* Start PROVIDED MATERIAL *
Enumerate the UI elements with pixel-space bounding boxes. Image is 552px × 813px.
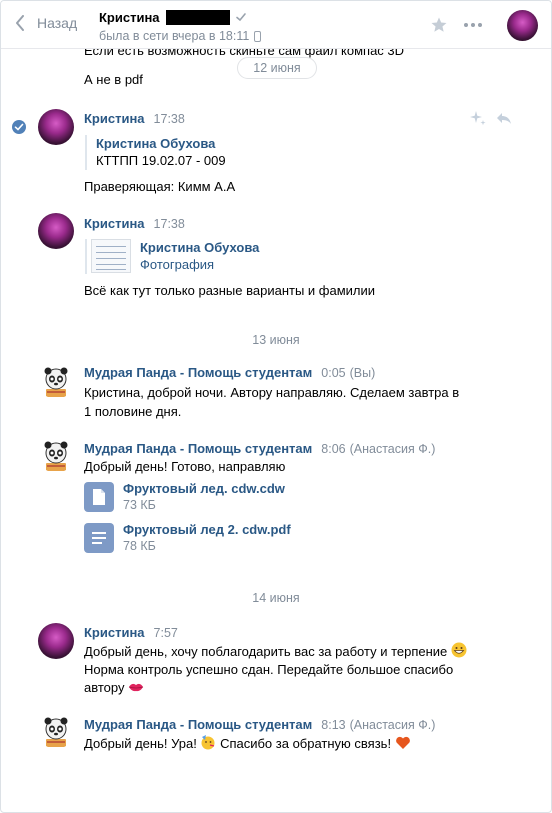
message-header: Кристина 17:38 xyxy=(84,216,185,231)
peer-status: была в сети вчера в 18:11 xyxy=(99,29,250,43)
kiss-lips-icon xyxy=(128,683,144,692)
panda-icon xyxy=(44,717,68,747)
grinning-emoji-icon xyxy=(451,642,467,658)
forwarded-photo[interactable]: Кристина Обухова Фотография xyxy=(85,239,259,274)
forwarded-author[interactable]: Кристина Обухова xyxy=(96,135,226,152)
panda-icon xyxy=(44,441,68,471)
forwarded-text: КТТПП 19.02.07 - 009 xyxy=(96,153,226,168)
message-header: Мудрая Панда - Помощь студентам 0:05 (Вы) xyxy=(84,365,375,380)
file-icon xyxy=(84,482,114,512)
message-time[interactable]: 7:57 xyxy=(154,626,178,640)
more-icon[interactable] xyxy=(464,23,482,27)
date-separator: 14 июня xyxy=(252,591,300,605)
text-file-icon xyxy=(84,523,114,553)
message-time[interactable]: 8:06 (Анастасия Ф.) xyxy=(321,442,435,456)
date-separator: 13 июня xyxy=(252,333,300,347)
peer-name: Кристина xyxy=(99,9,160,25)
chat-window: Назад Кристина была в сети вчера в 18:11… xyxy=(0,0,552,813)
panda-avatar[interactable] xyxy=(38,437,74,473)
message-text: А не в pdf xyxy=(84,72,143,87)
message-header: Кристина 7:57 xyxy=(84,625,178,640)
message-text: Добрый день, хочу поблагодарить вас за р… xyxy=(84,642,467,661)
avatar[interactable] xyxy=(38,109,74,145)
message-text: Праверяющая: Кимм А.А xyxy=(84,179,236,194)
sparkle-icon[interactable] xyxy=(469,109,487,127)
message-text: автору xyxy=(84,679,144,697)
forwarded-author[interactable]: Кристина Обухова xyxy=(140,239,259,256)
chat-header: Назад Кристина была в сети вчера в 18:11 xyxy=(1,1,551,49)
message-header: Мудрая Панда - Помощь студентам 8:06 (Ана… xyxy=(84,441,435,456)
message-time[interactable]: 8:13 (Анастасия Ф.) xyxy=(321,718,435,732)
message-actions xyxy=(469,109,513,127)
date-separator: 12 июня xyxy=(237,57,317,79)
party-face-emoji-icon xyxy=(201,735,215,750)
heart-icon xyxy=(395,736,410,749)
message-text: Норма контроль успешно сдан. Передайте б… xyxy=(84,662,454,677)
message-header: Мудрая Панда - Помощь студентам 8:13 (Ана… xyxy=(84,717,435,732)
message-text: Всё как тут только разные варианты и фам… xyxy=(84,283,376,298)
photo-thumbnail[interactable] xyxy=(91,239,131,273)
redacted-surname xyxy=(165,9,230,25)
author-name[interactable]: Кристина xyxy=(84,111,145,126)
peer-info[interactable]: Кристина была в сети вчера в 18:11 xyxy=(99,8,262,43)
star-icon[interactable] xyxy=(430,16,448,34)
message-text: Добрый день! Готово, направляю xyxy=(84,459,286,474)
author-name[interactable]: Мудрая Панда - Помощь студентам xyxy=(84,365,312,380)
author-name[interactable]: Кристина xyxy=(84,625,145,640)
message-time[interactable]: 17:38 xyxy=(154,217,185,231)
message-header: Кристина 17:38 xyxy=(84,111,185,126)
document-size: 78 КБ xyxy=(123,539,156,553)
selected-check-icon[interactable] xyxy=(12,120,26,134)
mobile-icon xyxy=(254,30,262,42)
panda-avatar[interactable] xyxy=(38,363,74,399)
document-name[interactable]: Фруктовый лед. cdw.cdw xyxy=(123,481,285,497)
message-time[interactable]: 17:38 xyxy=(154,112,185,126)
forwarded-message[interactable]: Кристина Обухова КТТПП 19.02.07 - 009 xyxy=(85,135,226,170)
chevron-left-icon xyxy=(16,15,24,31)
document-attachment[interactable]: Фруктовый лед. cdw.cdw 73 КБ xyxy=(84,481,285,513)
avatar[interactable] xyxy=(38,623,74,659)
document-size: 73 КБ xyxy=(123,498,156,512)
message-text: 1 половине дня. xyxy=(84,404,182,419)
message-text: Кристина, доброй ночи. Автору направляю.… xyxy=(84,385,460,400)
reply-icon[interactable] xyxy=(495,109,513,127)
message-text: Добрый день! Ура! Спасибо за обратную св… xyxy=(84,734,411,753)
avatar[interactable] xyxy=(38,213,74,249)
back-label: Назад xyxy=(37,15,78,31)
peer-avatar[interactable] xyxy=(507,10,538,41)
author-name[interactable]: Кристина xyxy=(84,216,145,231)
panda-icon xyxy=(44,367,68,397)
author-name[interactable]: Мудрая Панда - Помощь студентам xyxy=(84,717,312,732)
document-name[interactable]: Фруктовый лед 2. cdw.pdf xyxy=(123,522,291,538)
back-button[interactable]: Назад xyxy=(15,15,77,31)
panda-avatar[interactable] xyxy=(38,713,74,749)
document-attachment[interactable]: Фруктовый лед 2. cdw.pdf 78 КБ xyxy=(84,522,291,554)
message-time[interactable]: 0:05 (Вы) xyxy=(321,366,375,380)
author-name[interactable]: Мудрая Панда - Помощь студентам xyxy=(84,441,312,456)
check-icon xyxy=(235,13,246,22)
attachment-type: Фотография xyxy=(140,257,215,272)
* End PROVIDED MATERIAL *
## WHAT YOU SHOULD DO
Copy the data from the line with "message-header: Кристина 17:38 xyxy=(84,216,185,231)" up to and including the line with "forwarded-photo[interactable]: Кристина Обухова", reproducing each line without any change.

## SOLUTION FOR THIS TASK
message-header: Кристина 17:38 xyxy=(84,216,185,231)
peer-status: была в сети вчера в 18:11 xyxy=(99,29,250,43)
kiss-lips-icon xyxy=(128,683,144,692)
panda-icon xyxy=(44,717,68,747)
grinning-emoji-icon xyxy=(451,642,467,658)
forwarded-photo[interactable]: Кристина Обухова Фотография xyxy=(85,239,259,274)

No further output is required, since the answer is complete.